*Textauszug*:
__________

Wiener Philharmoniker

Der erste Abend des Beethoven-Zyklus unter Andris Nelsons


Andris Nelsons dirigiert die Wiener Philharmoniker.

Andris Nelsons dirigiert die Wiener Philharmoniker.

Von Robert Braunmüller / TV/Medien

Die Wiener Philharmoniker unter Andris Nelsons beginnen ihren Zyklus mit allen Symphonien von Beethoven

In der Symphonie Nr. 1 C-Dur wird das finale Rondothema schier draufgängerisch in den Raum geschleudert, und doch artikulieren die groß besetzten Violinen jeden Ton akribisch deutlich. Einen gemütlichen Ländler tanzen die Streicher im Larghetto der Symphonie Nr. 2 D-Dur, wie ihn so reizend halt doch nur die Wiener Philharmoniker hinbekommen. Die Hornisten wiederum entlocken im Jagd-Trio der Symphonie Nr. 3 Es-Dur "Eroica" ihren widerspenstigen Instrumenten die letzten Geheimnisse - und betören mit einzigartigem Obertonreichtum.

Das waren nur drei Impressionen aus dem ersten Konzert der Gesamtschau aller neun Symphonien von Ludwig van Beethoven. Würde man noch mehr hinreißende Details aufzählen, könnte leicht der Eindruck entstehen, die Wiener Philharmoniker würden diese Werke in veritable Konzerte für Orchester umdeuten. Dazu kommt, dass auch für Andris Nelsons, der den Zyklus in der Philharmonie dirigiert, das Feilen am einzelnen Augenblick immens wichtig ist.

__________

*Bereitgestelltes Material*:
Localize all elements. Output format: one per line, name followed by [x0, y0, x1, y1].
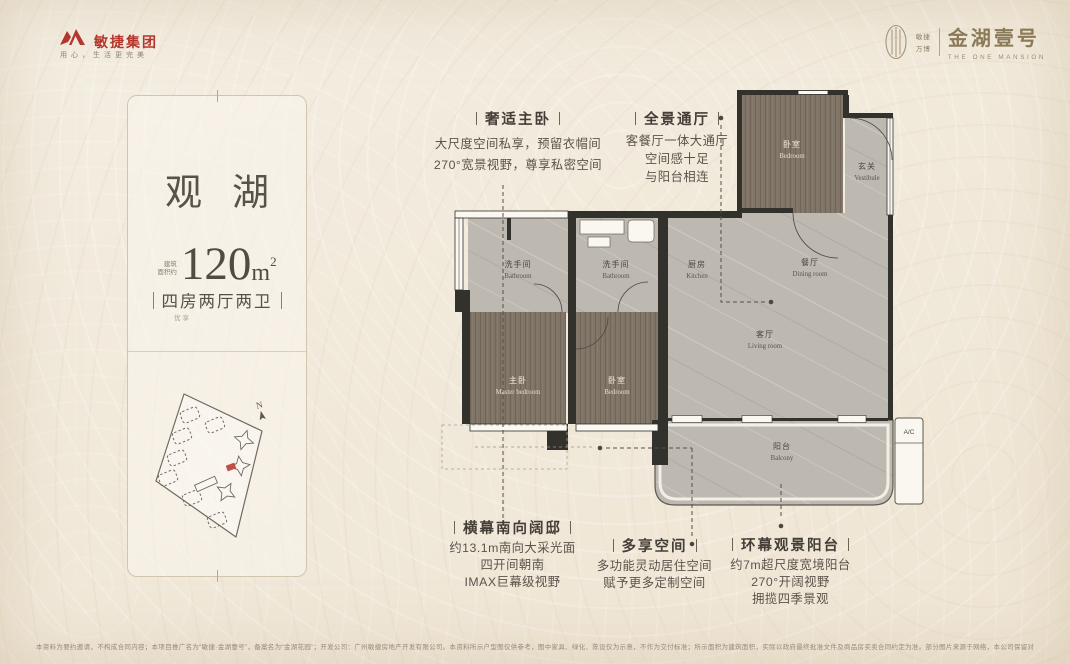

__________

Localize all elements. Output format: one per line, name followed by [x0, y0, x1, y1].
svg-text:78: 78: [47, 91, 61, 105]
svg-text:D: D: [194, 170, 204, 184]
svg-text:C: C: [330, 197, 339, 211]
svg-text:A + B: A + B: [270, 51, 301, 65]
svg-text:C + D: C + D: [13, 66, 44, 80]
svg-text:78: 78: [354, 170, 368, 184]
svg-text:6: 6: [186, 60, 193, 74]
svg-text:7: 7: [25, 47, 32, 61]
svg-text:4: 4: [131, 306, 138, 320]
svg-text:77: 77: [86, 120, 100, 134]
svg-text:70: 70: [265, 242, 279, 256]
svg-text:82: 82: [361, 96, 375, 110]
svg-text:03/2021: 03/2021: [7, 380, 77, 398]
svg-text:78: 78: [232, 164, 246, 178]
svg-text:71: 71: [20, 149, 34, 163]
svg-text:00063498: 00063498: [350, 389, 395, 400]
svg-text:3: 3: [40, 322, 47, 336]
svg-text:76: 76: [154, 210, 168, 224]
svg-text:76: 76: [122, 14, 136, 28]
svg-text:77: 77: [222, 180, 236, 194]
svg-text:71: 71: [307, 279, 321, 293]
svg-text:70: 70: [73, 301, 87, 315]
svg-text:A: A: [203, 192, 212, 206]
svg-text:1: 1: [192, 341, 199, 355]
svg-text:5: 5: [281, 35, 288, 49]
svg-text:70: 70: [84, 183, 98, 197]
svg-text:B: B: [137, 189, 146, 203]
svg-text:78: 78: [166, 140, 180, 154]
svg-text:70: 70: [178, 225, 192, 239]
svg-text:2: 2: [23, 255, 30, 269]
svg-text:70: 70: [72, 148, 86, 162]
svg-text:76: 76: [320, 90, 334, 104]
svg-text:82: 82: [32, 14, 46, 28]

__________

*Zu erledigen*:
[a] Wie viele Symphonien von Ludwig van Beethoven umfasst laut dem Konzertbericht die Gesamtschau der Wiener Philharmoniker?
[b] Fasse den Absatz des Konzertberichts, der mit „In der Symphonie Nr. 1 C-Dur“ beginnt, als kurze Liste zusammen und behalte dabei die wesentlichen Fakten bei.
[c] Gib den Konzertbericht wortgetreu wieder, beginnend mit "Das waren nur" und fortlaufend bis einschließlich "immens wichtig ist.".

*Lösungen*:
[a] Die Gesamtschau umfasst alle neun Symphonien von Ludwig van Beethoven.

[b]
- Symphonie Nr. 1 C-Dur: Das finale Rondothema wird draufgängerisch in den Raum geschleudert, doch die groß besetzten Violinen artikulieren jeden Ton akribisch deutlich.
- Symphonie Nr. 2 D-Dur: Im Larghetto tanzen die Streicher einen gemütlichen Ländler, wie ihn so reizend nur die Wiener Philharmoniker hinbekommen.
- Symphonie Nr. 3 Es-Dur „Eroica“: Im Jagd-Trio entlocken die Hornisten ihren widerspenstigen Instrumenten die letzten Geheimnisse und betören mit einzigartigem Obertonreichtum.

[c]
Das waren nur drei Impressionen aus dem ersten Konzert der Gesamtschau aller neun Symphonien von Ludwig van Beethoven. Würde man noch mehr hinreißende Details aufzählen, könnte leicht der Eindruck entstehen, die Wiener Philharmoniker würden diese Werke in veritable Konzerte für Orchester umdeuten. Dazu kommt, dass auch für Andris Nelsons, der den Zyklus in der Philharmonie dirigiert, das Feilen am einzelnen Augenblick immens wichtig ist.